_GIVEN PASSAGE_:
=== Begin Enclosure ===
Check AUTONOMY_CP_REPLICAS and PGLeaderElectorConfig.KeepaliveInterval.
Lock wait histogram¶
The cp.backend.lock_wait_us_sum / cp.backend.lock_wait_count pair gives the mean
advisory lock wait time per campaign:
mean_wait_us = lock_wait_us_sum / lock_wait_count
# Alert if mean_wait_us > 500_000 (500ms) sustained over 5 minutes.
High lock wait times indicate the primary is under heavy lock pressure. Check:
-- Active locks on the leadership_state table:
SELECT pid, mode, granted, query_start
FROM pg_locks l
JOIN pg_stat_activity a USING (pid)
WHERE relation = 'leadership_state'::regclass;
Epoch mismatch monitoring¶
cp.authority.epoch_mismatch_total increments each time a write transaction is rejected
because the caller’s cached epoch does not match the durable epoch in leadership_state.
=== End Enclosure ===
[Dataset entries]
=== Begin Enclosure ===
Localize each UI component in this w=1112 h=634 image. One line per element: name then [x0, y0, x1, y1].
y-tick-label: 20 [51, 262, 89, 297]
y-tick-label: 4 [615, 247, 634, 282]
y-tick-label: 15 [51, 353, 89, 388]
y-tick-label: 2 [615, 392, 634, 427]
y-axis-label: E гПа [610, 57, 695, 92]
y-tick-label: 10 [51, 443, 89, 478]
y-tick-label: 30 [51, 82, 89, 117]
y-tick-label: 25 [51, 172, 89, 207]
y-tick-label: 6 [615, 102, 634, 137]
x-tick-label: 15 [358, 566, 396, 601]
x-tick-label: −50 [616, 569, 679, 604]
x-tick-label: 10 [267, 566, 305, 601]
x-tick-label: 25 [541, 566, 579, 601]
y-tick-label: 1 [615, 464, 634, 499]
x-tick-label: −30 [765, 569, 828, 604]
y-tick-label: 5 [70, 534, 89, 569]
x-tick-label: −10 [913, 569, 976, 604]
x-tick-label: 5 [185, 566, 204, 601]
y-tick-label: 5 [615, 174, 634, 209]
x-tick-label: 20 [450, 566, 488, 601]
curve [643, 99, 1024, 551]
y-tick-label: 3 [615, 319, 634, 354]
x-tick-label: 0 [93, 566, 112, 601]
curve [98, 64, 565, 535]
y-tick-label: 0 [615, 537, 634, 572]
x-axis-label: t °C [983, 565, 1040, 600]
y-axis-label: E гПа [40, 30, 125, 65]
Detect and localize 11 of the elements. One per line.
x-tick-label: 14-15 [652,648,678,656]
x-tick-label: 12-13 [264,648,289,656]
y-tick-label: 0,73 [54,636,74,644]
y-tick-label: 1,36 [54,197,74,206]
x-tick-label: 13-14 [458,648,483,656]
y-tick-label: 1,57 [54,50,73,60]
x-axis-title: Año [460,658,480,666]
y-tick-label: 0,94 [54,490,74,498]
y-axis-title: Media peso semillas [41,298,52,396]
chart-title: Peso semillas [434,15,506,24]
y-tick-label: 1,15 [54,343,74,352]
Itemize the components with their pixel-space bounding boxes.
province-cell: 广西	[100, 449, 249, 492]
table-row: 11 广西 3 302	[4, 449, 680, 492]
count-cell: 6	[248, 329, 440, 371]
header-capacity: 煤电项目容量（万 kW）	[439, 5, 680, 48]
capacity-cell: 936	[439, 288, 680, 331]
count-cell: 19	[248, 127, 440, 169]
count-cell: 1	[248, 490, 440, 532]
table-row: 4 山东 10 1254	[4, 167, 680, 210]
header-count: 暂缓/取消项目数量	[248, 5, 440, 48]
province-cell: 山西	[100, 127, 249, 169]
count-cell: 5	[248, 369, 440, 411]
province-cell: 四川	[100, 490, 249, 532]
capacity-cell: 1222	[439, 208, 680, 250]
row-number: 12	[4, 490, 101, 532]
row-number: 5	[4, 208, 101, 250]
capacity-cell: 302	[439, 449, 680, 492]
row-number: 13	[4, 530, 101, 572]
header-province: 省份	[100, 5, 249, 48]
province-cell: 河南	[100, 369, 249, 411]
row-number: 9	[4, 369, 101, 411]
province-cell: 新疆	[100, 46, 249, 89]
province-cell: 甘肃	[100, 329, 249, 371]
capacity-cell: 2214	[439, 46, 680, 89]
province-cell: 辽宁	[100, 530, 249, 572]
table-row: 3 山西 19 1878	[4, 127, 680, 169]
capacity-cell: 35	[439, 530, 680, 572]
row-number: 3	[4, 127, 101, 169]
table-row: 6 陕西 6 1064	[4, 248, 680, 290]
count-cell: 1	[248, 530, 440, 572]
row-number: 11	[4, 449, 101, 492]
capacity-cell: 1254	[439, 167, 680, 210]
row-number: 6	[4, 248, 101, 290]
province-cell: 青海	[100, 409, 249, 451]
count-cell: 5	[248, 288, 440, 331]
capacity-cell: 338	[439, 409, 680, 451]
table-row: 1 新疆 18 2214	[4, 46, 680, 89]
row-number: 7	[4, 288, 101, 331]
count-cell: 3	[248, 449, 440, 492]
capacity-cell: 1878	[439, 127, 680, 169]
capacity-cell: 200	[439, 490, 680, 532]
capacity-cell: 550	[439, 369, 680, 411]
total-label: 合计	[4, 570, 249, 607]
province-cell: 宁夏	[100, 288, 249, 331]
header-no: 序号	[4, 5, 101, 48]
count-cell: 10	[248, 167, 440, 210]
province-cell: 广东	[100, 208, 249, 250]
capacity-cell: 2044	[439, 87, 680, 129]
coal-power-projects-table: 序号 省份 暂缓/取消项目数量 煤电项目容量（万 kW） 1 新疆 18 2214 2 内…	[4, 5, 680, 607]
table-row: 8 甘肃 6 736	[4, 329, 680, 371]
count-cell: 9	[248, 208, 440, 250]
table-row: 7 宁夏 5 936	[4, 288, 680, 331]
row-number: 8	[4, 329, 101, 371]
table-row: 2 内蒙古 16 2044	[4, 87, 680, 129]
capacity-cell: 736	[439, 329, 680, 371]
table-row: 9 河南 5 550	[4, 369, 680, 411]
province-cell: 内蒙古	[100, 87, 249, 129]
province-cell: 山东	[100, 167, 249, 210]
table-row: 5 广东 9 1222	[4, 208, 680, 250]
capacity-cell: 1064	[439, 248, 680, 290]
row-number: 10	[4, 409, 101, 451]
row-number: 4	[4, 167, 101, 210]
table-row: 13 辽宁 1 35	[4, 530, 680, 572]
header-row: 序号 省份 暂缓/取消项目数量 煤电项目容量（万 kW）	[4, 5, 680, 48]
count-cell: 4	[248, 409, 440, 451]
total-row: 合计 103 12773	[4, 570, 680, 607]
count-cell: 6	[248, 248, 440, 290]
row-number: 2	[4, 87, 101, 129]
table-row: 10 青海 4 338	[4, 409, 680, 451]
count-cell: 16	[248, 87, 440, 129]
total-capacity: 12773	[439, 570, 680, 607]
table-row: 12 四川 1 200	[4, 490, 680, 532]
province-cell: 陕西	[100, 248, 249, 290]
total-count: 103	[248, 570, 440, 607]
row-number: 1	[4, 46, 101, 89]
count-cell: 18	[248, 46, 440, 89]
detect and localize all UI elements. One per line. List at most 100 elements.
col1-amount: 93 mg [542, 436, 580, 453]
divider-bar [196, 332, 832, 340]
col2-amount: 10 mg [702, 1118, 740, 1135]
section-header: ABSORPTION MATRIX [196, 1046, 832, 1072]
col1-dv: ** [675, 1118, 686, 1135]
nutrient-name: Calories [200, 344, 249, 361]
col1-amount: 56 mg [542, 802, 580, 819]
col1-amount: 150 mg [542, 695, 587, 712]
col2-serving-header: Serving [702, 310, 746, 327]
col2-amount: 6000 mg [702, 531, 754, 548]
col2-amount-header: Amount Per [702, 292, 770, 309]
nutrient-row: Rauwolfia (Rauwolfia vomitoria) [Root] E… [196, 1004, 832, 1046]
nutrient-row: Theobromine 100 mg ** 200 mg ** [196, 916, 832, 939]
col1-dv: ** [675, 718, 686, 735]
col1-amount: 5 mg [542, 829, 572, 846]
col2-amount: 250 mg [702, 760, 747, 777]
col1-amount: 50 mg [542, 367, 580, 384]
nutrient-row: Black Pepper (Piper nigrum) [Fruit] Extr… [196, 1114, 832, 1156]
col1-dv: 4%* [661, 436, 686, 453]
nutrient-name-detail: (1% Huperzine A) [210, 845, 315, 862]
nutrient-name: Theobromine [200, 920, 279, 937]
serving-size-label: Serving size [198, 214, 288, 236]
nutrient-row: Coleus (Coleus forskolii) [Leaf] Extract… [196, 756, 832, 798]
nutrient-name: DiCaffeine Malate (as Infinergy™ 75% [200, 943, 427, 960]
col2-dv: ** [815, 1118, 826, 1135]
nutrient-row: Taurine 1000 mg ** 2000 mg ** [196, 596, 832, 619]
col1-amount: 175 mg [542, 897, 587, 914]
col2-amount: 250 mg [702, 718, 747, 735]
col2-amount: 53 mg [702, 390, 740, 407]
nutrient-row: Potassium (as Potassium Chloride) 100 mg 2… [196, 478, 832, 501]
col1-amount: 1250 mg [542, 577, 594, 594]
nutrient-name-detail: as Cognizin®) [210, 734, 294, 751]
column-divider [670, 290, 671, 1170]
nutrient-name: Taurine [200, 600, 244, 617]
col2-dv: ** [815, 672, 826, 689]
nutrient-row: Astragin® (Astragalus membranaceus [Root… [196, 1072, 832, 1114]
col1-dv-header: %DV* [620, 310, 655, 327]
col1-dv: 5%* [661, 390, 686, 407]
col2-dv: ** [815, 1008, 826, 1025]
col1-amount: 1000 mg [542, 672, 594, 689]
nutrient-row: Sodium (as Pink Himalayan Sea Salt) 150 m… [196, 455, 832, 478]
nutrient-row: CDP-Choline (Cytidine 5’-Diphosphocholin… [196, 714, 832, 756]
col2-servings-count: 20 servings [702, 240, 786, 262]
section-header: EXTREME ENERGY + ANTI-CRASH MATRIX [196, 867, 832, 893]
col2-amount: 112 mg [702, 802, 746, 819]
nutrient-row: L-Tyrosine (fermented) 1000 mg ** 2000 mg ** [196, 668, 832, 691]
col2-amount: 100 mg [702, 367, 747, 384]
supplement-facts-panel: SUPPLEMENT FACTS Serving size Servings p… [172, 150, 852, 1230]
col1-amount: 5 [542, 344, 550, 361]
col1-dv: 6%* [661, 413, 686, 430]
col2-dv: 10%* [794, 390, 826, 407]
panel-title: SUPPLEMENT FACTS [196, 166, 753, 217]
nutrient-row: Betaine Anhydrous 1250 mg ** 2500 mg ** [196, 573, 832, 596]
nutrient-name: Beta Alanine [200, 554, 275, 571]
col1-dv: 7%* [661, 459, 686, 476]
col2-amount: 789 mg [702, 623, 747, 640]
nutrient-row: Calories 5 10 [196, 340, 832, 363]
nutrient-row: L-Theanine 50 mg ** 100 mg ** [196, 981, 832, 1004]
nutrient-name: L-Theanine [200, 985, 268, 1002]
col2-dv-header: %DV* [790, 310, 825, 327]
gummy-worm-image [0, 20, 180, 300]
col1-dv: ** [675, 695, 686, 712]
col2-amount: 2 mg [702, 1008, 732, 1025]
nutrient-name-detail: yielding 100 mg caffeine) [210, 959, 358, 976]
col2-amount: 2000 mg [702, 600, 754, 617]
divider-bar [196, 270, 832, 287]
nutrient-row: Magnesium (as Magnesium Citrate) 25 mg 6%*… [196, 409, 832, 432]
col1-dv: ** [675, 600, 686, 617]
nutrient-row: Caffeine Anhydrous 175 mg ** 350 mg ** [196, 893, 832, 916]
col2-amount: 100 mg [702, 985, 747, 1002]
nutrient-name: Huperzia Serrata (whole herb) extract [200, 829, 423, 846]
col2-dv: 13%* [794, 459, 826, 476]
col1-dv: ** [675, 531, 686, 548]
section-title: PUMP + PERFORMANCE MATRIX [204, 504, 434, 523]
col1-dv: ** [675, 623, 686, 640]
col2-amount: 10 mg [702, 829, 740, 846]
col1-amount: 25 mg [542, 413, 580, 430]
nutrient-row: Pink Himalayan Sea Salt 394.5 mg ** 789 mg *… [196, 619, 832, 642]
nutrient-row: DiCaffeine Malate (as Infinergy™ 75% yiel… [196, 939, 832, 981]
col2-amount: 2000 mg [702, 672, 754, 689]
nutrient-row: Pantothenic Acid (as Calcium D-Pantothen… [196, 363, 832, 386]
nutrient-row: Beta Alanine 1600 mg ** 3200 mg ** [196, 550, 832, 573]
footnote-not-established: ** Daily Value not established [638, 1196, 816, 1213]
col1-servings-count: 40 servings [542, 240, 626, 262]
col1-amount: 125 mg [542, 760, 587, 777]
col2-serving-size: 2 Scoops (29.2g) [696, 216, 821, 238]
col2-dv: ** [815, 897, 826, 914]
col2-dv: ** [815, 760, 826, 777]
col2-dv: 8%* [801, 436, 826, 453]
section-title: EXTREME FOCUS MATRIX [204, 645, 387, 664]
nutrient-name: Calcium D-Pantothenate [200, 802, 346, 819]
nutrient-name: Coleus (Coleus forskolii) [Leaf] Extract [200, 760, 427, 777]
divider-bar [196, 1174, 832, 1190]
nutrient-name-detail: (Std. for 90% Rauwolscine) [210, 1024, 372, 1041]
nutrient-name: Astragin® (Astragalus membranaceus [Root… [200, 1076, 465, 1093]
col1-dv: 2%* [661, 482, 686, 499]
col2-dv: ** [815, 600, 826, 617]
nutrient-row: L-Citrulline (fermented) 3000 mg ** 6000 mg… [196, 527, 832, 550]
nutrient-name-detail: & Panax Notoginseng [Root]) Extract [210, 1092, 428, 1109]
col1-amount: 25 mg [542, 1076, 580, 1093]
=== End Enclosure ===
_EXERCISE BRIEF_: From the control-plane monitoring text above the items, list every metric name that begins with "cp."

_SOLUTION FOR THIS TASK_:
cp.backend.lock_wait_us_sum
cp.backend.lock_wait_count
cp.authority.epoch_mismatch_total